Goal ::
Scan the records below. List lines holding "Words".

(Entries with figure data)
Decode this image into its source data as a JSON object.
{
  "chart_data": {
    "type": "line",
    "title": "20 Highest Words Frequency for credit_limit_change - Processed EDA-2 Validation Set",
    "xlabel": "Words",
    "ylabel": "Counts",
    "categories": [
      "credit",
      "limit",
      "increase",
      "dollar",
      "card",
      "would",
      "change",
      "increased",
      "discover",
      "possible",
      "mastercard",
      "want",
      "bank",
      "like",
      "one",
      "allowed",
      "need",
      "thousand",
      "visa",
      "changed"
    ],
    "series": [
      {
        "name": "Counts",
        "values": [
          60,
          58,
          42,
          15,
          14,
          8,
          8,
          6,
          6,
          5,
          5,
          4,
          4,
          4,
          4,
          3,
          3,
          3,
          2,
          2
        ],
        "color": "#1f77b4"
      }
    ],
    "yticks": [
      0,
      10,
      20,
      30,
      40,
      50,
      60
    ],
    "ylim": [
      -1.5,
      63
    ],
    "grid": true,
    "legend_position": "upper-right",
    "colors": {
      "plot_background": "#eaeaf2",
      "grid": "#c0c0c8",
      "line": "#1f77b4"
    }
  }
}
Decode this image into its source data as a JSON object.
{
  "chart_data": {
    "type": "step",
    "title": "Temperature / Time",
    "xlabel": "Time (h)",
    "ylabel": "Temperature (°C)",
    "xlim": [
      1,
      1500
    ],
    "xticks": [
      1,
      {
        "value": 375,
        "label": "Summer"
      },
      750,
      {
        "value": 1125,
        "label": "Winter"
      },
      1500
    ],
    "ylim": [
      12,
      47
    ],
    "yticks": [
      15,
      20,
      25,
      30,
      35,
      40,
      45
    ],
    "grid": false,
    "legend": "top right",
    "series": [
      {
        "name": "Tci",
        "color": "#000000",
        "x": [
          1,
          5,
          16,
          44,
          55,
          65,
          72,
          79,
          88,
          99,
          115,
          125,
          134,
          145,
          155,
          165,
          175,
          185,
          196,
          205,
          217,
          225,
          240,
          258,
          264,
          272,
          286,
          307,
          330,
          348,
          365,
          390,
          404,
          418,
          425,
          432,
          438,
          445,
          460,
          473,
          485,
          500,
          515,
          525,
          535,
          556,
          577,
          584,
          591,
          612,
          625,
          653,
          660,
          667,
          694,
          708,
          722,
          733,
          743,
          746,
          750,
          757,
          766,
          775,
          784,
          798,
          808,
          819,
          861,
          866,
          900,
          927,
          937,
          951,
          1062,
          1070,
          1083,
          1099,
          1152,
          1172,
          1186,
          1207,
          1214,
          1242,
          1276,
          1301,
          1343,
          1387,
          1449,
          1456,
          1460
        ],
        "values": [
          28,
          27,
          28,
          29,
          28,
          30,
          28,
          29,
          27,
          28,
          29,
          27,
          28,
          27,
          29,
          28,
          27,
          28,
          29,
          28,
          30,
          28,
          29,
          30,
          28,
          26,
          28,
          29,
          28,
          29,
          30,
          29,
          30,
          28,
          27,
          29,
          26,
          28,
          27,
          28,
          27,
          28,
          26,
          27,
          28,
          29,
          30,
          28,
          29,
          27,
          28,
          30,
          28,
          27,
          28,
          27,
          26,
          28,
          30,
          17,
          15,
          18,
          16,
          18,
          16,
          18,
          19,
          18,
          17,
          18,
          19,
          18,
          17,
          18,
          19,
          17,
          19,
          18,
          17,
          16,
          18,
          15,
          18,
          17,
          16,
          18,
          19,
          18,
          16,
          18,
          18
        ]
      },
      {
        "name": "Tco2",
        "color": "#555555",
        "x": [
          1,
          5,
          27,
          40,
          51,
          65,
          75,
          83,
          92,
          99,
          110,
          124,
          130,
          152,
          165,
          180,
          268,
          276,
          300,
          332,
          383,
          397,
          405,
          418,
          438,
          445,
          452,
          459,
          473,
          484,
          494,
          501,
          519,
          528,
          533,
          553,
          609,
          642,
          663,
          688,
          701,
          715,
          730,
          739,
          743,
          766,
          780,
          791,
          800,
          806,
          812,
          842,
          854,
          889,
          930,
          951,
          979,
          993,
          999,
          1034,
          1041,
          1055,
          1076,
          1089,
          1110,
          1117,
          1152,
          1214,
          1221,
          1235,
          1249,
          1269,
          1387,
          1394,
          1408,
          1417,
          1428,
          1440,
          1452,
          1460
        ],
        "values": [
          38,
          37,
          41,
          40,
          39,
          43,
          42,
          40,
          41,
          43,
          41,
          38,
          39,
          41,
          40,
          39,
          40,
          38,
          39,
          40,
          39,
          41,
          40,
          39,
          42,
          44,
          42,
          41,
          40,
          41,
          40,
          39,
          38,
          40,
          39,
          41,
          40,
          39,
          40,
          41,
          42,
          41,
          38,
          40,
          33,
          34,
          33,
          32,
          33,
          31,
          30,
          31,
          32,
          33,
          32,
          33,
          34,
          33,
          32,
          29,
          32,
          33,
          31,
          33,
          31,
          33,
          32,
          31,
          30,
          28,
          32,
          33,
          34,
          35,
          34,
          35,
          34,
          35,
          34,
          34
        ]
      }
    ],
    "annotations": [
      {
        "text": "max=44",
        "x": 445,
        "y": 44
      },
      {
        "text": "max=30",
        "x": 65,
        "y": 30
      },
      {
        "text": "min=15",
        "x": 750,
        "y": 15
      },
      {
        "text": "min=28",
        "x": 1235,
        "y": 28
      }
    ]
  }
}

Result below ::
    "title": "20 Highest Words Frequency for credit_limit_change - Processed EDA-2 Validation Set",
    "xlabel": "Words",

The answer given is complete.